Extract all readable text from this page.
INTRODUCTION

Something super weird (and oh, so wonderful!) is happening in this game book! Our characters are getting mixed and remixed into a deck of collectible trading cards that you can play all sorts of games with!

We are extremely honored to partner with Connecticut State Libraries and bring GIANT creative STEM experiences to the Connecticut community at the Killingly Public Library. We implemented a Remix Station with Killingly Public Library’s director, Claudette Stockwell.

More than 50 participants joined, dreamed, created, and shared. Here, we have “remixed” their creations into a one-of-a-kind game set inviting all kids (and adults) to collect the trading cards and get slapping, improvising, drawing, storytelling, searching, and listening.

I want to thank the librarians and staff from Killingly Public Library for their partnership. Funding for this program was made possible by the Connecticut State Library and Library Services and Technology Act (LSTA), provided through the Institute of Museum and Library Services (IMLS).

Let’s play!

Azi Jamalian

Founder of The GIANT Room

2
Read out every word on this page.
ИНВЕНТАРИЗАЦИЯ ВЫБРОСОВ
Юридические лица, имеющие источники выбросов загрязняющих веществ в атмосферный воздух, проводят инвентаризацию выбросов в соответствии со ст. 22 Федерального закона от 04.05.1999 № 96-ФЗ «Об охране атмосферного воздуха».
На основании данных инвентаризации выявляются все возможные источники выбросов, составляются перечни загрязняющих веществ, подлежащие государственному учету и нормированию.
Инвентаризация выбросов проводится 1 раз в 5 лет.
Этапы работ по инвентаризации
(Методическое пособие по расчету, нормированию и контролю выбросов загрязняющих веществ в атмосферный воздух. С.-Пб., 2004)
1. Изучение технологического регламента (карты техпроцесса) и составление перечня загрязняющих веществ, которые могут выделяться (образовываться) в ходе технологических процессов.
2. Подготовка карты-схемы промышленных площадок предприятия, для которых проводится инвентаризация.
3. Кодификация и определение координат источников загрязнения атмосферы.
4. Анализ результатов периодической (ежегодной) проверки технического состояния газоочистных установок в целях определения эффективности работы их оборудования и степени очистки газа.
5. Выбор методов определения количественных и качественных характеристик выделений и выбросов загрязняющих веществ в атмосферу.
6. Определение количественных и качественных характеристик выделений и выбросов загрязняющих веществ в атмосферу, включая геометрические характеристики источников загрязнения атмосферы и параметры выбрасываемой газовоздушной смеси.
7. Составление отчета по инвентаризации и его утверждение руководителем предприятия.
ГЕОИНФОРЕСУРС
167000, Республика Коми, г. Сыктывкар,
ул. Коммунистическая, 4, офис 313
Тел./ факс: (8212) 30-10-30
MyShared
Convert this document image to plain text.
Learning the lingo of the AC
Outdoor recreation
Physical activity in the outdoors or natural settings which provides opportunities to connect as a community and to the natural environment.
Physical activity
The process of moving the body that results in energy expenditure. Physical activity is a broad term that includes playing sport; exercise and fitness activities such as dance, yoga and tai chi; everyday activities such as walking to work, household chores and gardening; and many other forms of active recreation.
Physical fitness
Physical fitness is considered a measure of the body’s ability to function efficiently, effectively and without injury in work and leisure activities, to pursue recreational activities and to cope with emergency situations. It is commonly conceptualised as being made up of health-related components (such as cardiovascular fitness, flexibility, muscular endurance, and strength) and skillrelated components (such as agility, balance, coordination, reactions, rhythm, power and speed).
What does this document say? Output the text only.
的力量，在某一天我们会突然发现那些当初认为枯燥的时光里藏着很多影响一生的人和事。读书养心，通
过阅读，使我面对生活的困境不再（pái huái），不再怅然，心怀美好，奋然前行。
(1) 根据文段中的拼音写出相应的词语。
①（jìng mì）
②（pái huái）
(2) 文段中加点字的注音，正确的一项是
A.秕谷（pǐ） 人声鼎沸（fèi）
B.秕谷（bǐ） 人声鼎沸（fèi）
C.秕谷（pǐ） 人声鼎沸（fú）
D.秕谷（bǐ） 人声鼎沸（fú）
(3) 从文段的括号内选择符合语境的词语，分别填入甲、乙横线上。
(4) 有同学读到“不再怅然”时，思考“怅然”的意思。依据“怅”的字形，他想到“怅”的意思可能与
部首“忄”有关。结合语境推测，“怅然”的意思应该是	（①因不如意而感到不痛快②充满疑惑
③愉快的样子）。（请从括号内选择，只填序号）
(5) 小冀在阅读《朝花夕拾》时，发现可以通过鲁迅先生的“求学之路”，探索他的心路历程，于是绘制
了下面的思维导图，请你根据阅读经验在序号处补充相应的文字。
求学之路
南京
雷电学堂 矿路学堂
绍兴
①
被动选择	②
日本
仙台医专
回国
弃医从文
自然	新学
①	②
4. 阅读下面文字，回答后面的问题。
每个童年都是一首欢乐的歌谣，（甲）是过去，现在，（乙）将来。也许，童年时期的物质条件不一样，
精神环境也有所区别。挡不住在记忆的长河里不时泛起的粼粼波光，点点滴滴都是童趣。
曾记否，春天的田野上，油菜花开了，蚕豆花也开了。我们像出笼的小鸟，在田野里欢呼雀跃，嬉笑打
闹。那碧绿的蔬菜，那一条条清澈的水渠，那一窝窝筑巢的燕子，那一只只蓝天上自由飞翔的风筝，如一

EXERCISE GOAL:
Please reproduce each record precisely as written.

RESULT:
Extract all readable text from this page.
INTRODUCTION

Something super weird (and oh, so wonderful!) is happening in this game book! Our characters are getting mixed and remixed into a deck of collectible trading cards that you can play all sorts of games with!

We are extremely honored to partner with Connecticut State Libraries and bring GIANT creative STEM experiences to the Connecticut community at the Killingly Public Library. We implemented a Remix Station with Killingly Public Library’s director, Claudette Stockwell.

More than 50 participants joined, dreamed, created, and shared. Here, we have “remixed” their creations into a one-of-a-kind game set inviting all kids (and adults) to collect the trading cards and get slapping, improvising, drawing, storytelling, searching, and listening.

I want to thank the librarians and staff from Killingly Public Library for their partnership. Funding for this program was made possible by the Connecticut State Library and Library Services and Technology Act (LSTA), provided through the Institute of Museum and Library Services (IMLS).

Let’s play!

Azi Jamalian

Founder of The GIANT Room

2
Read out every word on this page.
ИНВЕНТАРИЗАЦИЯ ВЫБРОСОВ
Юридические лица, имеющие источники выбросов загрязняющих веществ в атмосферный воздух, проводят инвентаризацию выбросов в соответствии со ст. 22 Федерального закона от 04.05.1999 № 96-ФЗ «Об охране атмосферного воздуха».
На основании данных инвентаризации выявляются все возможные источники выбросов, составляются перечни загрязняющих веществ, подлежащие государственному учету и нормированию.
Инвентаризация выбросов проводится 1 раз в 5 лет.
Этапы работ по инвентаризации
(Методическое пособие по расчету, нормированию и контролю выбросов загрязняющих веществ в атмосферный воздух. С.-Пб., 2004)
1. Изучение технологического регламента (карты техпроцесса) и составление перечня загрязняющих веществ, которые могут выделяться (образовываться) в ходе технологических процессов.
2. Подготовка карты-схемы промышленных площадок предприятия, для которых проводится инвентаризация.
3. Кодификация и определение координат источников загрязнения атмосферы.
4. Анализ результатов периодической (ежегодной) проверки технического состояния газоочистных установок в целях определения эффективности работы их оборудования и степени очистки газа.
5. Выбор методов определения количественных и качественных характеристик выделений и выбросов загрязняющих веществ в атмосферу.
6. Определение количественных и качественных характеристик выделений и выбросов загрязняющих веществ в атмосферу, включая геометрические характеристики источников загрязнения атмосферы и параметры выбрасываемой газовоздушной смеси.
7. Составление отчета по инвентаризации и его утверждение руководителем предприятия.
ГЕОИНФОРЕСУРС
167000, Республика Коми, г. Сыктывкар,
ул. Коммунистическая, 4, офис 313
Тел./ факс: (8212) 30-10-30
MyShared
Convert this document image to plain text.
Learning the lingo of the AC
Outdoor recreation
Physical activity in the outdoors or natural settings which provides opportunities to connect as a community and to the natural environment.
Physical activity
The process of moving the body that results in energy expenditure. Physical activity is a broad term that includes playing sport; exercise and fitness activities such as dance, yoga and tai chi; everyday activities such as walking to work, household chores and gardening; and many other forms of active recreation.
Physical fitness
Physical fitness is considered a measure of the body’s ability to function efficiently, effectively and without injury in work and leisure activities, to pursue recreational activities and to cope with emergency situations. It is commonly conceptualised as being made up of health-related components (such as cardiovascular fitness, flexibility, muscular endurance, and strength) and skillrelated components (such as agility, balance, coordination, reactions, rhythm, power and speed).
What does this document say? Output the text only.
的力量，在某一天我们会突然发现那些当初认为枯燥的时光里藏着很多影响一生的人和事。读书养心，通
过阅读，使我面对生活的困境不再（pái huái），不再怅然，心怀美好，奋然前行。
(1) 根据文段中的拼音写出相应的词语。
①（jìng mì）
②（pái huái）
(2) 文段中加点字的注音，正确的一项是
A.秕谷（pǐ） 人声鼎沸（fèi）
B.秕谷（bǐ） 人声鼎沸（fèi）
C.秕谷（pǐ） 人声鼎沸（fú）
D.秕谷（bǐ） 人声鼎沸（fú）
(3) 从文段的括号内选择符合语境的词语，分别填入甲、乙横线上。
(4) 有同学读到“不再怅然”时，思考“怅然”的意思。依据“怅”的字形，他想到“怅”的意思可能与
部首“忄”有关。结合语境推测，“怅然”的意思应该是	（①因不如意而感到不痛快②充满疑惑
③愉快的样子）。（请从括号内选择，只填序号）
(5) 小冀在阅读《朝花夕拾》时，发现可以通过鲁迅先生的“求学之路”，探索他的心路历程，于是绘制
了下面的思维导图，请你根据阅读经验在序号处补充相应的文字。
求学之路
南京
雷电学堂 矿路学堂
绍兴
①
被动选择	②
日本
仙台医专
回国
弃医从文
自然	新学
①	②
4. 阅读下面文字，回答后面的问题。
每个童年都是一首欢乐的歌谣，（甲）是过去，现在，（乙）将来。也许，童年时期的物质条件不一样，
精神环境也有所区别。挡不住在记忆的长河里不时泛起的粼粼波光，点点滴滴都是童趣。
曾记否，春天的田野上，油菜花开了，蚕豆花也开了。我们像出笼的小鸟，在田野里欢呼雀跃，嬉笑打
闹。那碧绿的蔬菜，那一条条清澈的水渠，那一窝窝筑巢的燕子，那一只只蓝天上自由飞翔的风筝，如一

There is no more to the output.